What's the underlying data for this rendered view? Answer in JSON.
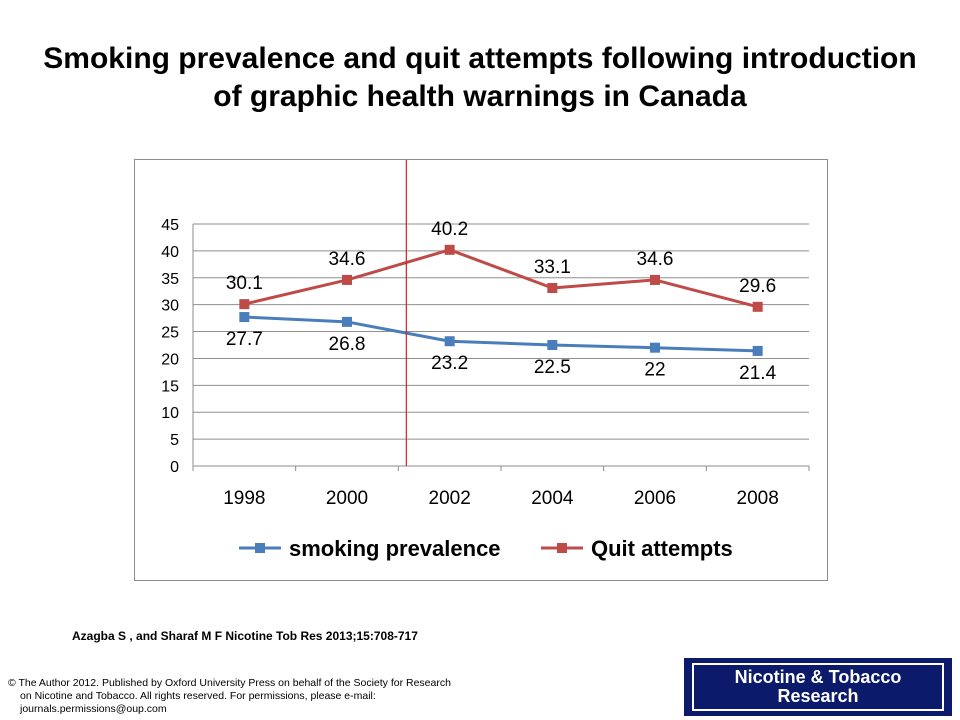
{
  "title": "Smoking prevalence and quit attempts following introduction of graphic health warnings in Canada",
  "citation": "Azagba S , and Sharaf M F Nicotine Tob Res 2013;15:708-717",
  "copyright": {
    "line1": "© The Author 2012. Published by Oxford University Press on behalf of the Society for Research",
    "line2": "on Nicotine and Tobacco. All rights reserved. For permissions, please e-mail:",
    "line3": "journals.permissions@oup.com"
  },
  "journal_logo": {
    "line1": "Nicotine & Tobacco",
    "line2": "Research"
  },
  "colors": {
    "smoking": "#4a7ebb",
    "quit": "#be4b48",
    "marker_line": "#d42020",
    "logo_bg": "#0b1a6a"
  },
  "chart_data": {
    "type": "line",
    "categories": [
      "1998",
      "2000",
      "2002",
      "2004",
      "2006",
      "2008"
    ],
    "series": [
      {
        "name": "smoking prevalence",
        "values": [
          27.7,
          26.8,
          23.2,
          22.5,
          22,
          21.4
        ],
        "labels": [
          "27.7",
          "26.8",
          "23.2",
          "22.5",
          "22",
          "21.4"
        ],
        "label_position": "below"
      },
      {
        "name": "Quit attempts",
        "values": [
          30.1,
          34.6,
          40.2,
          33.1,
          34.6,
          29.6
        ],
        "labels": [
          "30.1",
          "34.6",
          "40.2",
          "33.1",
          "34.6",
          "29.6"
        ],
        "label_position": "above"
      }
    ],
    "yticks": [
      "0",
      "5",
      "10",
      "15",
      "20",
      "25",
      "30",
      "35",
      "40",
      "45"
    ],
    "ylim": [
      0,
      45
    ],
    "grid": true,
    "legend": "bottom",
    "marker_between": [
      "2000",
      "2002"
    ],
    "xlabel": "",
    "ylabel": ""
  }
}
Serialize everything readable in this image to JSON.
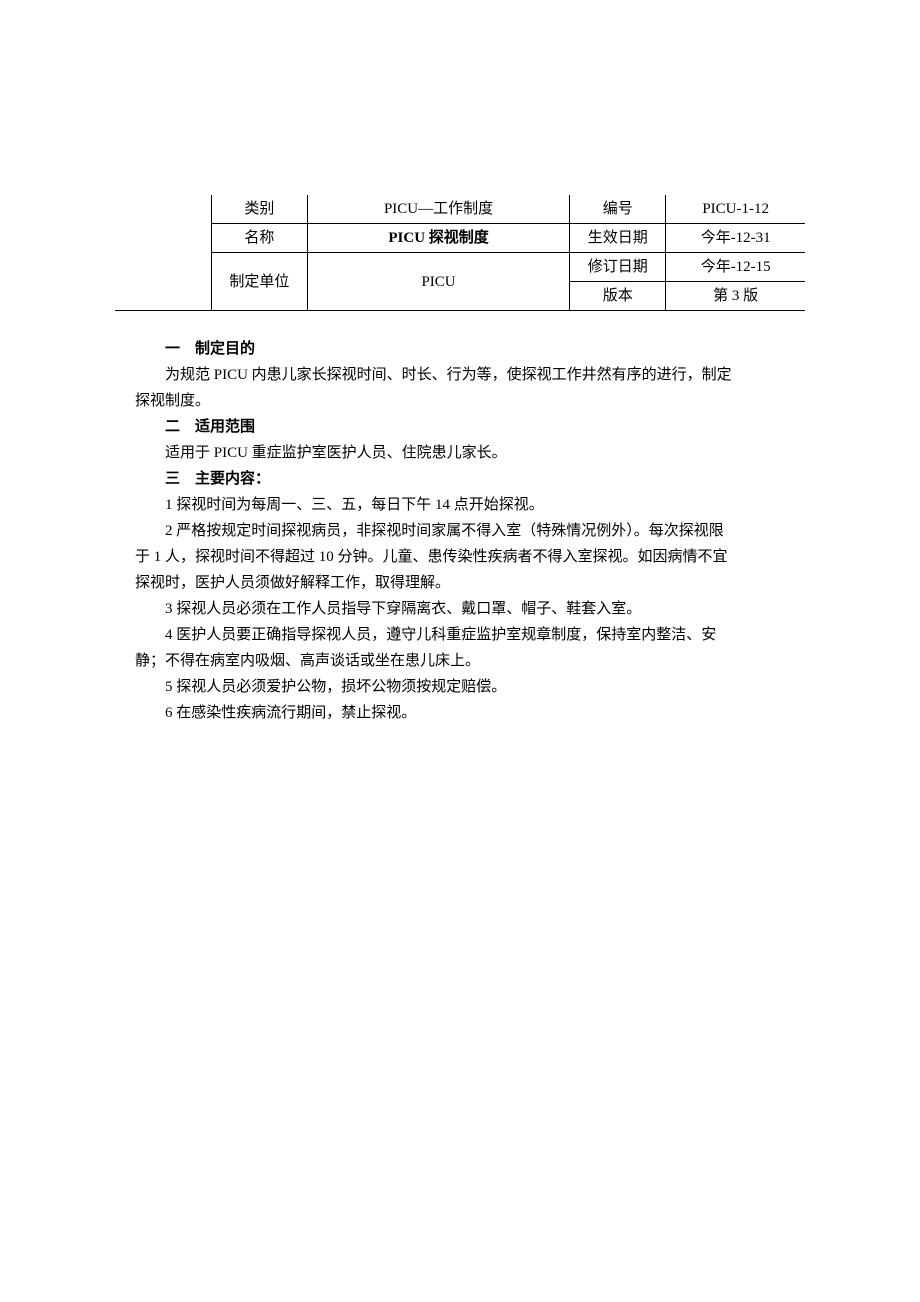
{
  "header_table": {
    "rows": [
      {
        "label": "类别",
        "value1": "PICU—工作制度",
        "label2": "编号",
        "value2": "PICU-1-12"
      },
      {
        "label": "名称",
        "value1": "PICU 探视制度",
        "value1_bold": true,
        "label2": "生效日期",
        "value2": "今年-12-31"
      },
      {
        "label": "制定单位",
        "value1": "PICU",
        "label2": "修订日期",
        "value2": "今年-12-15"
      },
      {
        "label2": "版本",
        "value2": "第 3 版"
      }
    ]
  },
  "sections": {
    "s1": {
      "heading": "一　制定目的",
      "p1": "为规范 PICU 内患儿家长探视时间、时长、行为等，使探视工作井然有序的进行，制定",
      "p1cont": "探视制度。"
    },
    "s2": {
      "heading": "二　适用范围",
      "p1": "适用于 PICU 重症监护室医护人员、住院患儿家长。"
    },
    "s3": {
      "heading": "三　主要内容：",
      "item1": "1 探视时间为每周一、三、五，每日下午 14 点开始探视。",
      "item2": "2 严格按规定时间探视病员，非探视时间家属不得入室（特殊情况例外）。每次探视限",
      "item2cont": "于 1 人，探视时间不得超过 10 分钟。儿童、患传染性疾病者不得入室探视。如因病情不宜",
      "item2cont2": "探视时，医护人员须做好解释工作，取得理解。",
      "item3": "3 探视人员必须在工作人员指导下穿隔离衣、戴口罩、帽子、鞋套入室。",
      "item4": "4 医护人员要正确指导探视人员，遵守儿科重症监护室规章制度，保持室内整洁、安",
      "item4cont": "静；不得在病室内吸烟、高声谈话或坐在患儿床上。",
      "item5": "5 探视人员必须爱护公物，损坏公物须按规定赔偿。",
      "item6": "6 在感染性疾病流行期间，禁止探视。"
    }
  }
}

### Aim
Tally up the lines holding the string "JSON" in this listing, and report the total alone.

### Written answer
2